Leave the pictures out, and retype all of the material exactly as written.

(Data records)

— BEGIN —

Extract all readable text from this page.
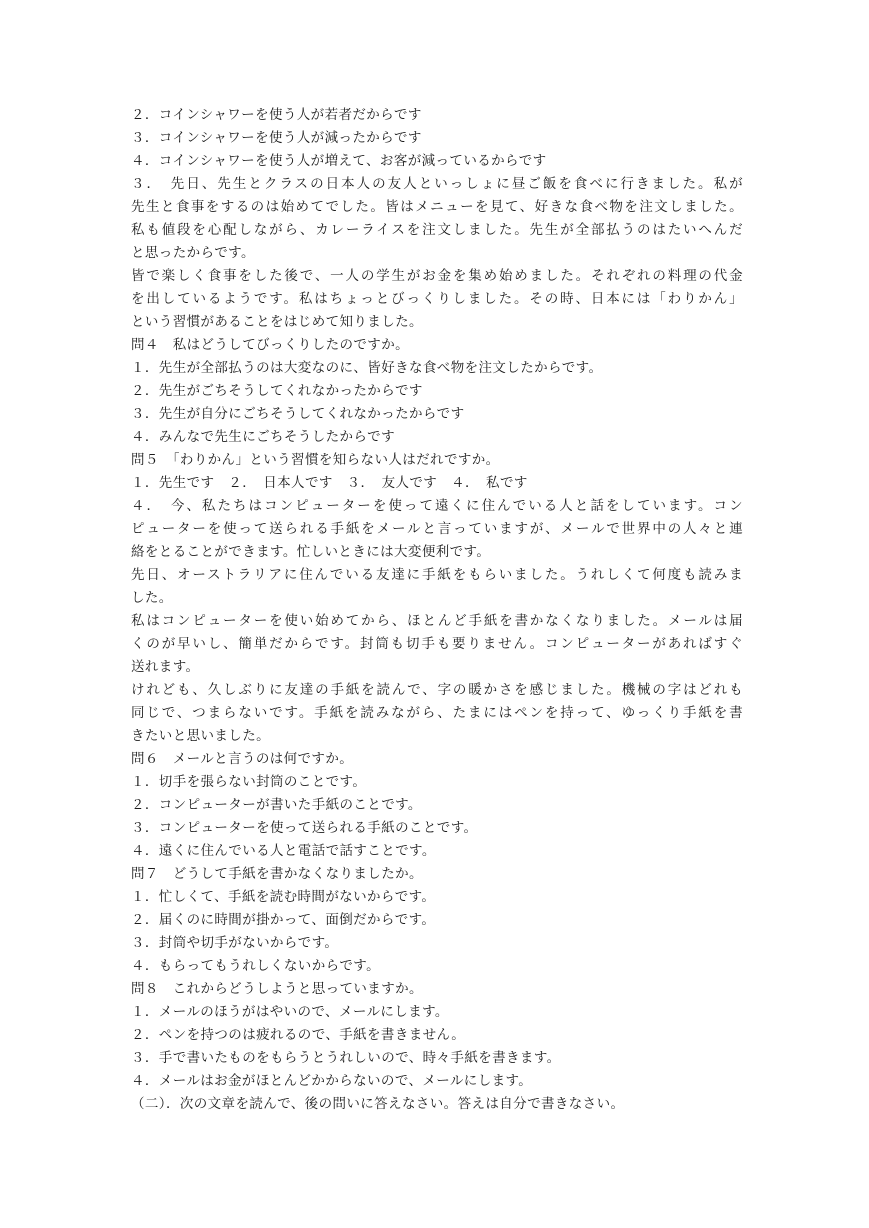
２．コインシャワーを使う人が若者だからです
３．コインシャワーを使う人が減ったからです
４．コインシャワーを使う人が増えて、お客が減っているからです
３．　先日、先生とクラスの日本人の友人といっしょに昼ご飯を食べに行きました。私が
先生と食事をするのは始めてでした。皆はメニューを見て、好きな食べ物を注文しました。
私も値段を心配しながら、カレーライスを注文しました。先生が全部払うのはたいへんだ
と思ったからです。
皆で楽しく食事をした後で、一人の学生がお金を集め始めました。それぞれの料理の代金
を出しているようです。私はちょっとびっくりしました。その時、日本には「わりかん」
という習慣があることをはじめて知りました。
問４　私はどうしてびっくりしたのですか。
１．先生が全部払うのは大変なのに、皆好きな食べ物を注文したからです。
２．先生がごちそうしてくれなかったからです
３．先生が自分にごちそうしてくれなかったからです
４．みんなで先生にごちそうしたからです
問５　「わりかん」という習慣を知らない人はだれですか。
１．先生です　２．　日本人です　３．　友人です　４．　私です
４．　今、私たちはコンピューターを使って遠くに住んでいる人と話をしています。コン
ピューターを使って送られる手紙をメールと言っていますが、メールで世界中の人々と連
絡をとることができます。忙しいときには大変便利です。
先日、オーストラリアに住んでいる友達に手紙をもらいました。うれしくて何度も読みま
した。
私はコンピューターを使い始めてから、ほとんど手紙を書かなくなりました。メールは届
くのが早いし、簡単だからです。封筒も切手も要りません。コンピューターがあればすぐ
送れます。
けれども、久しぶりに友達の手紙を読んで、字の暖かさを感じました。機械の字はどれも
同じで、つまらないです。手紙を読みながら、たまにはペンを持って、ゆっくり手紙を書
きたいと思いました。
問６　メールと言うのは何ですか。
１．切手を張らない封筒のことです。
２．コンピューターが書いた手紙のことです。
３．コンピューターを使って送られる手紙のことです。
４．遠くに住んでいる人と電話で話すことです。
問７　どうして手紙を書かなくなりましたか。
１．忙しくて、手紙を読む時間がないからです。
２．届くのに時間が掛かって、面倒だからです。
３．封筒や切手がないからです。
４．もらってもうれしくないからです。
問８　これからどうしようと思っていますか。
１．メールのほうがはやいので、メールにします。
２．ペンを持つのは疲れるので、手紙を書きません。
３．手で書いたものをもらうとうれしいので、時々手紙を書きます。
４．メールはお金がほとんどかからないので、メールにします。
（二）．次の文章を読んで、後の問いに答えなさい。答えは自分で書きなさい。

— END —

* _Full response_
Extract all readable text from this page.
２．コインシャワーを使う人が若者だからです
３．コインシャワーを使う人が減ったからです
４．コインシャワーを使う人が増えて、お客が減っているからです
３．　先日、先生とクラスの日本人の友人といっしょに昼ご飯を食べに行きました。私が
先生と食事をするのは始めてでした。皆はメニューを見て、好きな食べ物を注文しました。
私も値段を心配しながら、カレーライスを注文しました。先生が全部払うのはたいへんだ
と思ったからです。
皆で楽しく食事をした後で、一人の学生がお金を集め始めました。それぞれの料理の代金
を出しているようです。私はちょっとびっくりしました。その時、日本には「わりかん」
という習慣があることをはじめて知りました。
問４　私はどうしてびっくりしたのですか。
１．先生が全部払うのは大変なのに、皆好きな食べ物を注文したからです。
２．先生がごちそうしてくれなかったからです
３．先生が自分にごちそうしてくれなかったからです
４．みんなで先生にごちそうしたからです
問５　「わりかん」という習慣を知らない人はだれですか。
１．先生です　２．　日本人です　３．　友人です　４．　私です
４．　今、私たちはコンピューターを使って遠くに住んでいる人と話をしています。コン
ピューターを使って送られる手紙をメールと言っていますが、メールで世界中の人々と連
絡をとることができます。忙しいときには大変便利です。
先日、オーストラリアに住んでいる友達に手紙をもらいました。うれしくて何度も読みま
した。
私はコンピューターを使い始めてから、ほとんど手紙を書かなくなりました。メールは届
くのが早いし、簡単だからです。封筒も切手も要りません。コンピューターがあればすぐ
送れます。
けれども、久しぶりに友達の手紙を読んで、字の暖かさを感じました。機械の字はどれも
同じで、つまらないです。手紙を読みながら、たまにはペンを持って、ゆっくり手紙を書
きたいと思いました。
問６　メールと言うのは何ですか。
１．切手を張らない封筒のことです。
２．コンピューターが書いた手紙のことです。
３．コンピューターを使って送られる手紙のことです。
４．遠くに住んでいる人と電話で話すことです。
問７　どうして手紙を書かなくなりましたか。
１．忙しくて、手紙を読む時間がないからです。
２．届くのに時間が掛かって、面倒だからです。
３．封筒や切手がないからです。
４．もらってもうれしくないからです。
問８　これからどうしようと思っていますか。
１．メールのほうがはやいので、メールにします。
２．ペンを持つのは疲れるので、手紙を書きません。
３．手で書いたものをもらうとうれしいので、時々手紙を書きます。
４．メールはお金がほとんどかからないので、メールにします。
（二）．次の文章を読んで、後の問いに答えなさい。答えは自分で書きなさい。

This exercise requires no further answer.